WHAT THE TASK ASKS: Pictures do not belong in the copy; quote every entry below exactly.

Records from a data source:

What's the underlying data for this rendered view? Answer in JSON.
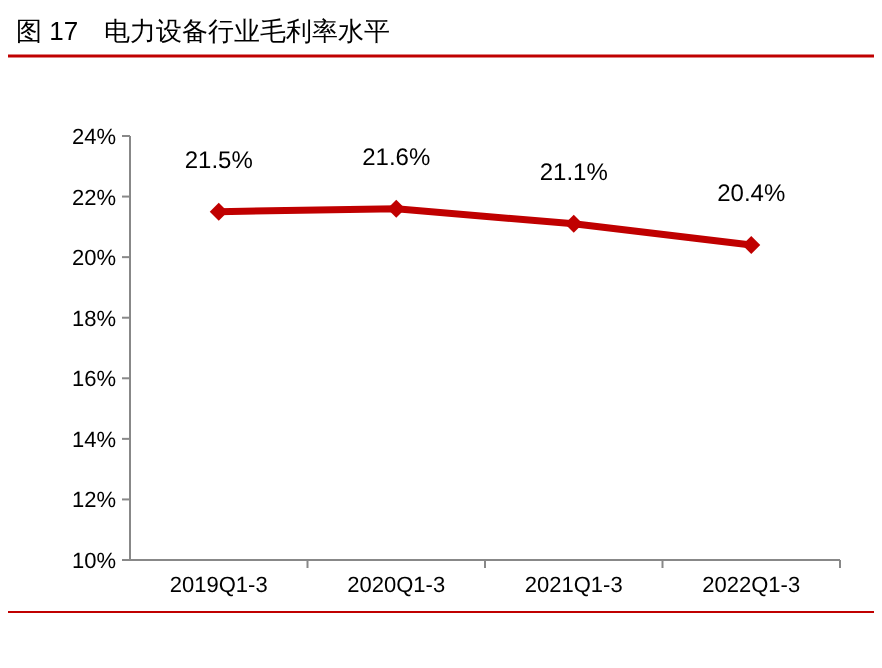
{
  "chart_data": {
    "type": "line",
    "title": "图 17　电力设备行业毛利率水平",
    "categories": [
      "2019Q1-3",
      "2020Q1-3",
      "2021Q1-3",
      "2022Q1-3"
    ],
    "series": [
      {
        "color": "#c00000",
        "values": [
          21.5,
          21.6,
          21.1,
          20.4
        ],
        "value_labels": [
          "21.5%",
          "21.6%",
          "21.1%",
          "20.4%"
        ]
      }
    ],
    "ylim": [
      10,
      24
    ],
    "yticks": [
      {
        "value": 10,
        "label": "10%"
      },
      {
        "value": 12,
        "label": "12%"
      },
      {
        "value": 14,
        "label": "14%"
      },
      {
        "value": 16,
        "label": "16%"
      },
      {
        "value": 18,
        "label": "18%"
      },
      {
        "value": 20,
        "label": "20%"
      },
      {
        "value": 22,
        "label": "22%"
      },
      {
        "value": 24,
        "label": "24%"
      }
    ],
    "marker": "diamond",
    "line_style": "solid",
    "grid": false
  }
}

EXERCISE RESULT:
What's the underlying data for this rendered view? Answer in JSON.
{
  "chart_data": {
    "type": "line",
    "title": "图 17　电力设备行业毛利率水平",
    "categories": [
      "2019Q1-3",
      "2020Q1-3",
      "2021Q1-3",
      "2022Q1-3"
    ],
    "series": [
      {
        "color": "#c00000",
        "values": [
          21.5,
          21.6,
          21.1,
          20.4
        ],
        "value_labels": [
          "21.5%",
          "21.6%",
          "21.1%",
          "20.4%"
        ]
      }
    ],
    "ylim": [
      10,
      24
    ],
    "yticks": [
      {
        "value": 10,
        "label": "10%"
      },
      {
        "value": 12,
        "label": "12%"
      },
      {
        "value": 14,
        "label": "14%"
      },
      {
        "value": 16,
        "label": "16%"
      },
      {
        "value": 18,
        "label": "18%"
      },
      {
        "value": 20,
        "label": "20%"
      },
      {
        "value": 22,
        "label": "22%"
      },
      {
        "value": 24,
        "label": "24%"
      }
    ],
    "marker": "diamond",
    "line_style": "solid",
    "grid": false
  }
}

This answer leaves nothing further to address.